**What this task involves:** Write out the entire listing below exactly as it appears, minus any pictures.

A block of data

--

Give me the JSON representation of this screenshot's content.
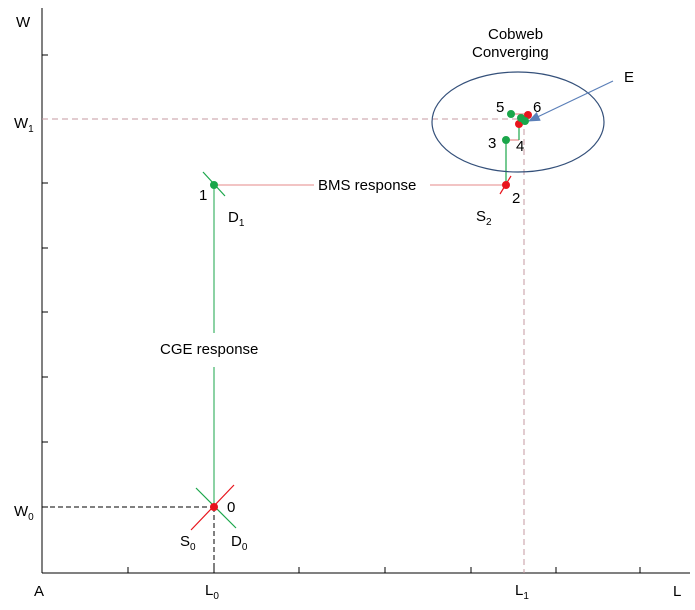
{
  "axes": {
    "y_name": "W",
    "x_name": "L",
    "origin": "A",
    "y_ticks": [
      {
        "base": "W",
        "sub": "1"
      },
      {
        "base": "W",
        "sub": "0"
      }
    ],
    "x_ticks": [
      {
        "base": "L",
        "sub": "0"
      },
      {
        "base": "L",
        "sub": "1"
      }
    ]
  },
  "curves": {
    "S0": {
      "base": "S",
      "sub": "0"
    },
    "D0": {
      "base": "D",
      "sub": "0"
    },
    "D1": {
      "base": "D",
      "sub": "1"
    },
    "S2": {
      "base": "S",
      "sub": "2"
    }
  },
  "points": [
    "0",
    "1",
    "2",
    "3",
    "4",
    "5",
    "6"
  ],
  "labels": {
    "cge_response": "CGE response",
    "bms_response": "BMS response",
    "cobweb_line1": "Cobweb",
    "cobweb_line2": "Converging",
    "equilibrium": "E"
  },
  "colors": {
    "axis": "#000000",
    "demand_point": "#1aa64a",
    "supply_point": "#e8141c",
    "response_cge": "#1aa64a",
    "response_bms": "#e58a8a",
    "reference_dashed": "#c49aa0",
    "ellipse": "#34507a",
    "arrow": "#5b7fb8"
  }
}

--

**Result:**
Give me the JSON representation of this screenshot's content.
{
  "axes": {
    "y_name": "W",
    "x_name": "L",
    "origin": "A",
    "y_ticks": [
      {
        "base": "W",
        "sub": "1"
      },
      {
        "base": "W",
        "sub": "0"
      }
    ],
    "x_ticks": [
      {
        "base": "L",
        "sub": "0"
      },
      {
        "base": "L",
        "sub": "1"
      }
    ]
  },
  "curves": {
    "S0": {
      "base": "S",
      "sub": "0"
    },
    "D0": {
      "base": "D",
      "sub": "0"
    },
    "D1": {
      "base": "D",
      "sub": "1"
    },
    "S2": {
      "base": "S",
      "sub": "2"
    }
  },
  "points": [
    "0",
    "1",
    "2",
    "3",
    "4",
    "5",
    "6"
  ],
  "labels": {
    "cge_response": "CGE response",
    "bms_response": "BMS response",
    "cobweb_line1": "Cobweb",
    "cobweb_line2": "Converging",
    "equilibrium": "E"
  },
  "colors": {
    "axis": "#000000",
    "demand_point": "#1aa64a",
    "supply_point": "#e8141c",
    "response_cge": "#1aa64a",
    "response_bms": "#e58a8a",
    "reference_dashed": "#c49aa0",
    "ellipse": "#34507a",
    "arrow": "#5b7fb8"
  }
}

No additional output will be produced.